_Items_
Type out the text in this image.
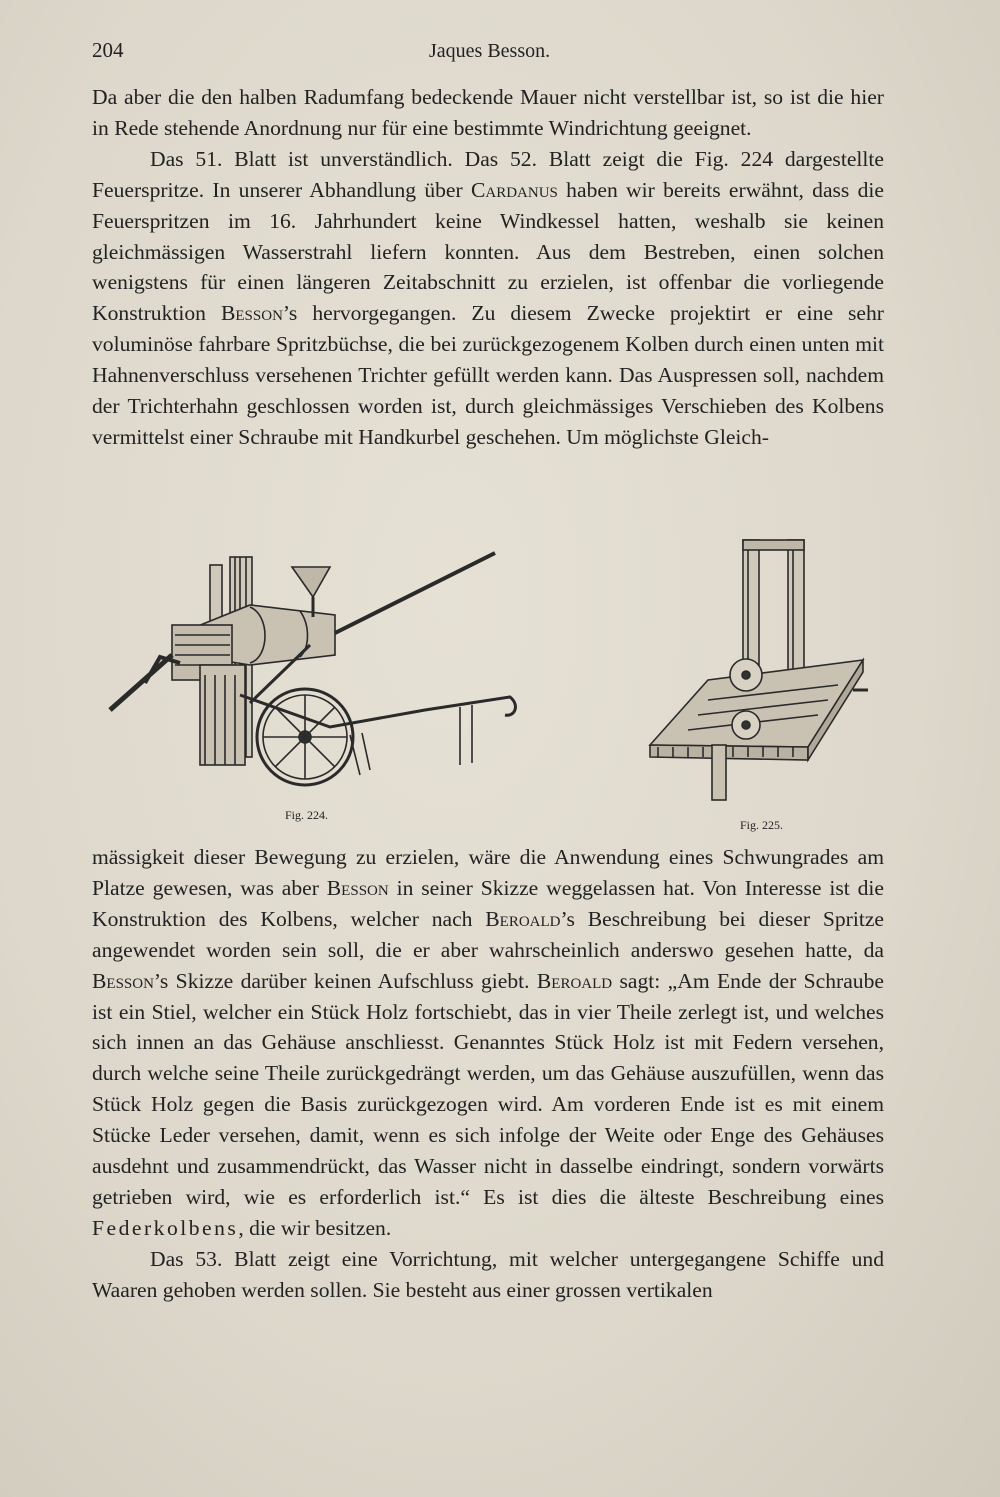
204	Jaques Besson.

Da aber die den halben Radumfang bedeckende Mauer nicht verstellbar ist, so ist die hier in Rede stehende Anordnung nur für eine bestimmte Windrichtung geeignet.

Das 51. Blatt ist unverständlich. Das 52. Blatt zeigt die Fig. 224 dargestellte Feuerspritze. In unserer Abhandlung über Cardanus haben wir bereits erwähnt, dass die Feuerspritzen im 16. Jahrhundert keine Windkessel hatten, weshalb sie keinen gleichmässigen Wasserstrahl liefern konnten. Aus dem Bestreben, einen solchen wenigstens für einen längeren Zeitabschnitt zu erzielen, ist offenbar die vorliegende Konstruktion Besson’s hervorgegangen. Zu diesem Zwecke projektirt er eine sehr voluminöse fahrbare Spritzbüchse, die bei zurückgezogenem Kolben durch einen unten mit Hahnenverschluss versehenen Trichter gefüllt werden kann. Das Auspressen soll, nachdem der Trichterhahn geschlossen worden ist, durch gleichmässiges Verschieben des Kolbens vermittelst einer Schraube mit Handkurbel geschehen. Um möglichste Gleich-

Fig. 224.
Fig. 225.

mässigkeit dieser Bewegung zu erzielen, wäre die Anwendung eines Schwungrades am Platze gewesen, was aber Besson in seiner Skizze weggelassen hat. Von Interesse ist die Konstruktion des Kolbens, welcher nach Beroald’s Beschreibung bei dieser Spritze angewendet worden sein soll, die er aber wahrscheinlich anderswo gesehen hatte, da Besson’s Skizze darüber keinen Aufschluss giebt. Beroald sagt: „Am Ende der Schraube ist ein Stiel, welcher ein Stück Holz fortschiebt, das in vier Theile zerlegt ist, und welches sich innen an das Gehäuse anschliesst. Genanntes Stück Holz ist mit Federn versehen, durch welche seine Theile zurückgedrängt werden, um das Gehäuse auszufüllen, wenn das Stück Holz gegen die Basis zurückgezogen wird. Am vorderen Ende ist es mit einem Stücke Leder versehen, damit, wenn es sich infolge der Weite oder Enge des Gehäuses ausdehnt und zusammendrückt, das Wasser nicht in dasselbe eindringt, sondern vorwärts getrieben wird, wie es erforderlich ist.“ Es ist dies die älteste Beschreibung eines Federkolbens, die wir besitzen.

Das 53. Blatt zeigt eine Vorrichtung, mit welcher untergegangene Schiffe und Waaren gehoben werden sollen. Sie besteht aus einer grossen vertikalen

_Stated task_
Look through the material and copy each line that has "zeigt".

_Written solution_
Das 51. Blatt ist unverständlich. Das 52. Blatt zeigt die Fig. 224 dargestellte Feuerspritze. In unserer Abhandlung über Cardanus haben wir bereits erwähnt, dass die Feuerspritzen im 16. Jahrhundert keine Windkessel hatten, weshalb sie keinen gleichmässigen Wasserstrahl liefern konnten. Aus dem Bestreben, einen solchen wenigstens für einen längeren Zeitabschnitt zu erzielen, ist offenbar die vorliegende Konstruktion Besson’s hervorgegangen. Zu diesem Zwecke projektirt er eine sehr voluminöse fahrbare Spritzbüchse, die bei zurückgezogenem Kolben durch einen unten mit Hahnenverschluss versehenen Trichter gefüllt werden kann. Das Auspressen soll, nachdem der Trichterhahn geschlossen worden ist, durch gleichmässiges Verschieben des Kolbens vermittelst einer Schraube mit Handkurbel geschehen. Um möglichste Gleich-
Das 53. Blatt zeigt eine Vorrichtung, mit welcher untergegangene Schiffe und Waaren gehoben werden sollen. Sie besteht aus einer grossen vertikalen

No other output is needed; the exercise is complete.